• Źródło

↓↓↓

I tak zostało do dzisiaj. My, Słowianie, jesteśmy bardziej wyrywni. Ale teraz zmienię temat. Jak ja jeździłem na handel do NRD, to najlepiej szły wiklinowe koszyki, kryształy, dżinsy...

- Każdy z nas to wtedy woził. A z powrotem - czekolady, buciki dziecięce, buty Salamandra, słodycze... Pamiętam, kiedyś wracałem do Polski. Celnik wlazł do przedziału, uważnie przyjrzał się każdemu pasażerowi. Ja siedziałem grzecznie, zatopiony w lekturze jakiegoś kryminału. Obok mnie stał neseserek i koszyk, który na szczęście niepostrzeżenie nogą wsunąłem pod siedzenie. I zaczyna się przesłuchanko - co się wiezie, ile tego i takie tam... Coś mnie tknęło i przyznałem, że wiozę dwanaście pudełek czekoladek. Pasażerowie zrobili wielkie oczy, bo takie ilości były wówczas zabronione. Groziło to konfiskatą i mandatem. Okazało się, że miałem dobre przeczucie - celnik docenił to, że powiedziałem prawdę, a u innych zrobił kipisz, wykrył kontrabandę i skonfiskował. Niestety, cała sytuacja nie skończyła się happy endem.

- Podczas dalszej podróży ktoś zaczął grać na harmonii. Zadowolony z tego, że nie zabrali mi towaru, usnąłem. I to był mój błąd. Po pociągu chodzili złodzieje i "kroili" śpiących podróżnych. Tak samo było ze mną. Po jakimś czasie budzę się w pustym przedziale, gdzieś na bocznicy. Towaru nie ma, pieniędzy nie ma, jedynie paszport mi zostawili (chwała Bogu!). No i w ten sposób przyjechałem do domu z pustymi rękami.

Ja stosowałem taki patent, że przedział zamykałem od wewnątrz łańcuchem z kłódką, które zawsze ze sobą woziłem. Wtedy można było spać spokojnie.

- Sprytnie.

Jak wspominasz swoją pracę na kontrakcie w NRD? Tak ogólnie.

↑↑↑

• Fragment danych

↓↓↓

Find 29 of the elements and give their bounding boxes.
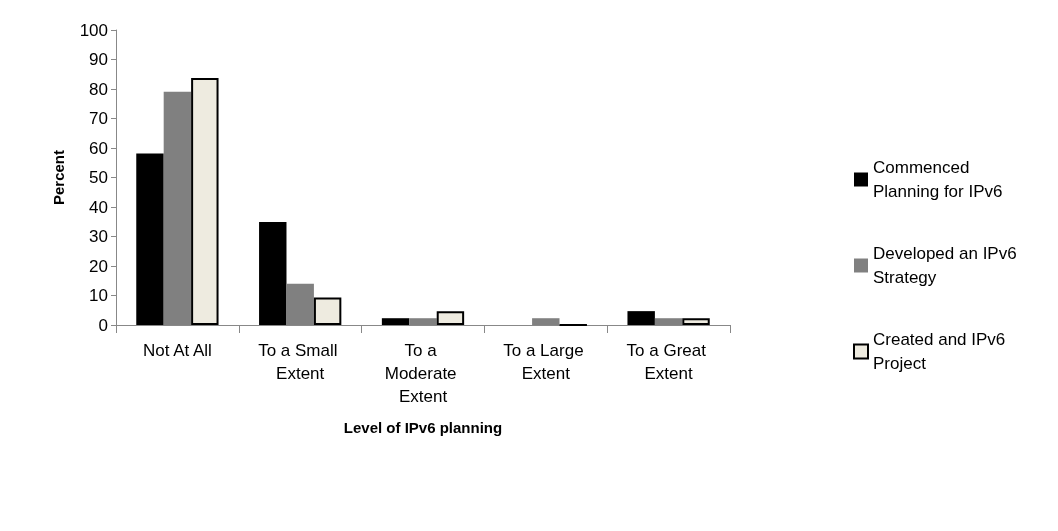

↑↑↑

• Zadania do wykonania
a: Ile pudełek czekoladek przyznał się wieźć rozmówca podczas kontroli celnej według wspomnień o handlu w NRD?
b: Kontynuuj wspomnienia o handlu w NRD, zaczynając zaraz po ostatnim zdaniu.

• Oczekiwane odpowiedzi
a: Dwanaście pudełek.

b:
- Całkiem fajnie. Niezłe zarobki, handelek, dobre piwko, żarcie, imprezki. Jedyne, co mnie zraziło, to rewizje podczas naszej nieobecności. Nie wiem, czego oni szukali. Czekoladowych Mikołajów? Aha, jeszcze jedna wesoła przygoda. Jak pamiętasz, pracowałem w Weisswasser. Kiedyś wybraliśmy się z kumplami na gościnne występy do jakiegoś odległego miasta. Przyznaję, nieźle zabalowaliśmy, bo Niemki na nas leciały. Ale kiedy mieliśmy wracać, a było to w nocy, to zastaliśmy zamknięty dworzec! Ostatni pociąg dopiero co odjechał. I co teraz robić? No i wpadliśmy na diabelski pomysł, żeby wracać do Weisswasser... na piechotę i to kolejowymi torami!!!

To coś w stylu, jak Bogdan Łazuka w słynnym filmie Nie lubię poniedziałku.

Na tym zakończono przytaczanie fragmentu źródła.